** Begin Task input **

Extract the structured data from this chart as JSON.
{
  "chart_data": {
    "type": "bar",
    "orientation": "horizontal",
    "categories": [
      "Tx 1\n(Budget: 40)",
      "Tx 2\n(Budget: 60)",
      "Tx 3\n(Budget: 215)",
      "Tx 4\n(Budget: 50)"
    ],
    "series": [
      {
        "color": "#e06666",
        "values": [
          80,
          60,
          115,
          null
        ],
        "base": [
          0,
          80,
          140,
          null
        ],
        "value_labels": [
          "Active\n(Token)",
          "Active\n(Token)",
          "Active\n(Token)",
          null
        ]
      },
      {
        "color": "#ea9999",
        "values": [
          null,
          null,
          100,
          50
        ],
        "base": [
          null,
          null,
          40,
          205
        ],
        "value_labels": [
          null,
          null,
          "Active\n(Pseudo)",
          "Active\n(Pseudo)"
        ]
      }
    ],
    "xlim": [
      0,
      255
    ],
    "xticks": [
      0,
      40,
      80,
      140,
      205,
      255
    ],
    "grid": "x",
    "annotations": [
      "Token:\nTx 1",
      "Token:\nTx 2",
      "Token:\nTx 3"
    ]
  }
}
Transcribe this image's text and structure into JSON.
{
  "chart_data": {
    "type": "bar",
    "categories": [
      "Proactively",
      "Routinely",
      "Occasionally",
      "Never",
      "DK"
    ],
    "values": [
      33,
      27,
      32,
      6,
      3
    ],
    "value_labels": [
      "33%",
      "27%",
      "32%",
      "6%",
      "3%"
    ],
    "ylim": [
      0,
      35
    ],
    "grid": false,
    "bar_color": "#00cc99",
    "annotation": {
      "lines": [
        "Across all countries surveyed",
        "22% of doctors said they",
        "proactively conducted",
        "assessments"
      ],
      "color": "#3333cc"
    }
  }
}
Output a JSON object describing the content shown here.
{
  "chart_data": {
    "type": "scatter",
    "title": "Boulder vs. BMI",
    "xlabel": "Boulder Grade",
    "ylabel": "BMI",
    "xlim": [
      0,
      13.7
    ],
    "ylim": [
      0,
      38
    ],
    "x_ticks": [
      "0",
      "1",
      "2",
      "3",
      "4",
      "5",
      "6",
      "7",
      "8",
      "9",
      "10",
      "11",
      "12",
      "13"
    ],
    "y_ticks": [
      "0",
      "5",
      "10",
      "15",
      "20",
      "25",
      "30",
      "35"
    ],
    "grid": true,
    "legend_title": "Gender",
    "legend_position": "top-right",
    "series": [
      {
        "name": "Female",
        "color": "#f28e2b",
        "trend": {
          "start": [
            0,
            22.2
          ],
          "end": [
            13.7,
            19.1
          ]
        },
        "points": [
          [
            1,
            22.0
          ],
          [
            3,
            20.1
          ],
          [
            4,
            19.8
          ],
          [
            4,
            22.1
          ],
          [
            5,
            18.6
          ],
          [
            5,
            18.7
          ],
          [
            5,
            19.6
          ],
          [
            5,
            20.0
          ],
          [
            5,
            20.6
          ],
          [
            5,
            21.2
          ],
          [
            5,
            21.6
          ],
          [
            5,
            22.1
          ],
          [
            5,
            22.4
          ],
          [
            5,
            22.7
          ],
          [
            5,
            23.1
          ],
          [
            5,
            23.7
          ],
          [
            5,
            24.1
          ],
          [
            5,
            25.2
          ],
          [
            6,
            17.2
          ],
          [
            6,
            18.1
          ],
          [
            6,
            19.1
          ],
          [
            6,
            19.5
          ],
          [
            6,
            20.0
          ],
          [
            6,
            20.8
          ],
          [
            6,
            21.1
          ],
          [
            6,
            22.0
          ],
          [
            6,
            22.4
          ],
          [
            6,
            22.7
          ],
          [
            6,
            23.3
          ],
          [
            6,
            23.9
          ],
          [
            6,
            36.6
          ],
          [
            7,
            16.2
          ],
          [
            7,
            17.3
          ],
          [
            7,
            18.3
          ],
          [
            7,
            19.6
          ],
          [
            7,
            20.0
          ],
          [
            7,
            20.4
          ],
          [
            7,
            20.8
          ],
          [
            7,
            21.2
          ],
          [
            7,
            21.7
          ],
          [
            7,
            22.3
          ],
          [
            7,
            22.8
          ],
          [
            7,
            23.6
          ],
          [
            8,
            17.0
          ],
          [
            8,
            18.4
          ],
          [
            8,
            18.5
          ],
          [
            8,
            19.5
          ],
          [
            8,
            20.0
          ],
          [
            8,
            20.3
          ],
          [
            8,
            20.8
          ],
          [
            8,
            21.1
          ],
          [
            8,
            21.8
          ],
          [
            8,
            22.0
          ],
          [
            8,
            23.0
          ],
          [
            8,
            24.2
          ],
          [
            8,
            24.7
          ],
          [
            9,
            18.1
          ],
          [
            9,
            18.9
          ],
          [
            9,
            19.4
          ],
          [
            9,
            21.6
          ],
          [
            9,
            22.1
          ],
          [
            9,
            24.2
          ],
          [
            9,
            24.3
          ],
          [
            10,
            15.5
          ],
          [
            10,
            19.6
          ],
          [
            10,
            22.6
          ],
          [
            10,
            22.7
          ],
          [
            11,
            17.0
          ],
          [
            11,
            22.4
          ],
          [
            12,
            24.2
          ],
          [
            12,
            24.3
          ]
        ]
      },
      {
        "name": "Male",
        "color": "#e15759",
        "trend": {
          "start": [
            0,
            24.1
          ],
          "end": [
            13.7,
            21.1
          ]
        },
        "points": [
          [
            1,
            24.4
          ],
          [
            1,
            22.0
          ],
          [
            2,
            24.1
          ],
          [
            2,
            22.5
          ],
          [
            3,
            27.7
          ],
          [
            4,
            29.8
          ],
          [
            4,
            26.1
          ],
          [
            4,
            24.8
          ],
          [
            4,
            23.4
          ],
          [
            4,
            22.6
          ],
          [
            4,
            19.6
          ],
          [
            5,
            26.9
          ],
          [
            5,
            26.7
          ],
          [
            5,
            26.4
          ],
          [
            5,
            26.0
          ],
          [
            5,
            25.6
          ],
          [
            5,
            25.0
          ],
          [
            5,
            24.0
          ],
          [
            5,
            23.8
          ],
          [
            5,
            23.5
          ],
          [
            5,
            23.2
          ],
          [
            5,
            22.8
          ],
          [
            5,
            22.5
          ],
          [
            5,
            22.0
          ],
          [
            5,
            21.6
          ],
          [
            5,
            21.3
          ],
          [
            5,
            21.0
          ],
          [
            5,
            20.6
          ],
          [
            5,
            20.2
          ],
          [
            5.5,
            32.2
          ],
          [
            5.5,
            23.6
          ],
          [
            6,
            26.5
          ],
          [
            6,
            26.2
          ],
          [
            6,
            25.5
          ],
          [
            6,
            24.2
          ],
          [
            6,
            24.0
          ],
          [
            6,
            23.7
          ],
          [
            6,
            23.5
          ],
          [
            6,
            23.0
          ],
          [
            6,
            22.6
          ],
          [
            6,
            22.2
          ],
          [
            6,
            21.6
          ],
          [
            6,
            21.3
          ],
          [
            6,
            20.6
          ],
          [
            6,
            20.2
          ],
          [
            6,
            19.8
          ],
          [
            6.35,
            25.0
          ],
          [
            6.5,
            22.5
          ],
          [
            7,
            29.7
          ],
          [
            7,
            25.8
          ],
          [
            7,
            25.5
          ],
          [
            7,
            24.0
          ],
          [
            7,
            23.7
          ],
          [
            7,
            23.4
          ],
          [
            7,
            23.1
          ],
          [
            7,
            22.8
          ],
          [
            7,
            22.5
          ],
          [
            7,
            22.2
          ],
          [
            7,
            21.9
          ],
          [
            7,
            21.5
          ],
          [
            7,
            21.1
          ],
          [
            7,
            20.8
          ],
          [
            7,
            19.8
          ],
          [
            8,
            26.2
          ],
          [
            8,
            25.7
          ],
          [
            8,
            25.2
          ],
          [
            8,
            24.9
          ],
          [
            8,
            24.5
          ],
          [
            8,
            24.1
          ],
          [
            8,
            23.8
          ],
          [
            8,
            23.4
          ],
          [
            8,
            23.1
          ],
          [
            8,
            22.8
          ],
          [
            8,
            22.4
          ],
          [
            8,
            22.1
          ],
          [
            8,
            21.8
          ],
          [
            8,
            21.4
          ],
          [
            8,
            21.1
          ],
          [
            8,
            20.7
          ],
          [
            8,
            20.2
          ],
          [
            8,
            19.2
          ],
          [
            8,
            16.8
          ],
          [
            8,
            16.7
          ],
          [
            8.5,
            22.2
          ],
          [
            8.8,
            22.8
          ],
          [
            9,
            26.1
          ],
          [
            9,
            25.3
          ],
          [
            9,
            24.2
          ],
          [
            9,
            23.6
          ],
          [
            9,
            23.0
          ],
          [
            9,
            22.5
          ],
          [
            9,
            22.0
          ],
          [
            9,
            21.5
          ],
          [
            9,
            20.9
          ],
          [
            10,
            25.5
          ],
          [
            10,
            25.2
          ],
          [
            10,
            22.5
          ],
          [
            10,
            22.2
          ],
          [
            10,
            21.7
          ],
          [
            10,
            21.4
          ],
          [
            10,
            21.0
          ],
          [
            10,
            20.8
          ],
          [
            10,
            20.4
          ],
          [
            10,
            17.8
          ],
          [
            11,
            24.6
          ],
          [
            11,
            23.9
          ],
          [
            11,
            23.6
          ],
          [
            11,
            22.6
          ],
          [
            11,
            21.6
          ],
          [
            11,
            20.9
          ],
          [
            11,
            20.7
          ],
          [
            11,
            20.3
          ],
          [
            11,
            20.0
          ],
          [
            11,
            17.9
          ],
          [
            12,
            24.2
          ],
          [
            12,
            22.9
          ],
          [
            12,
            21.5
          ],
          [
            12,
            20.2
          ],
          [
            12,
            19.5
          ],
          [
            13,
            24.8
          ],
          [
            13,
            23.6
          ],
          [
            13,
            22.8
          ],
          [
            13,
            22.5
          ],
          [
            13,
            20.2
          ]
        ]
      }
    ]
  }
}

** End Task input **

**Set exercise**
Of the lines above, copy each that contains "Boulder".

**Answer for the task**
    "title": "Boulder vs. BMI",
    "xlabel": "Boulder Grade",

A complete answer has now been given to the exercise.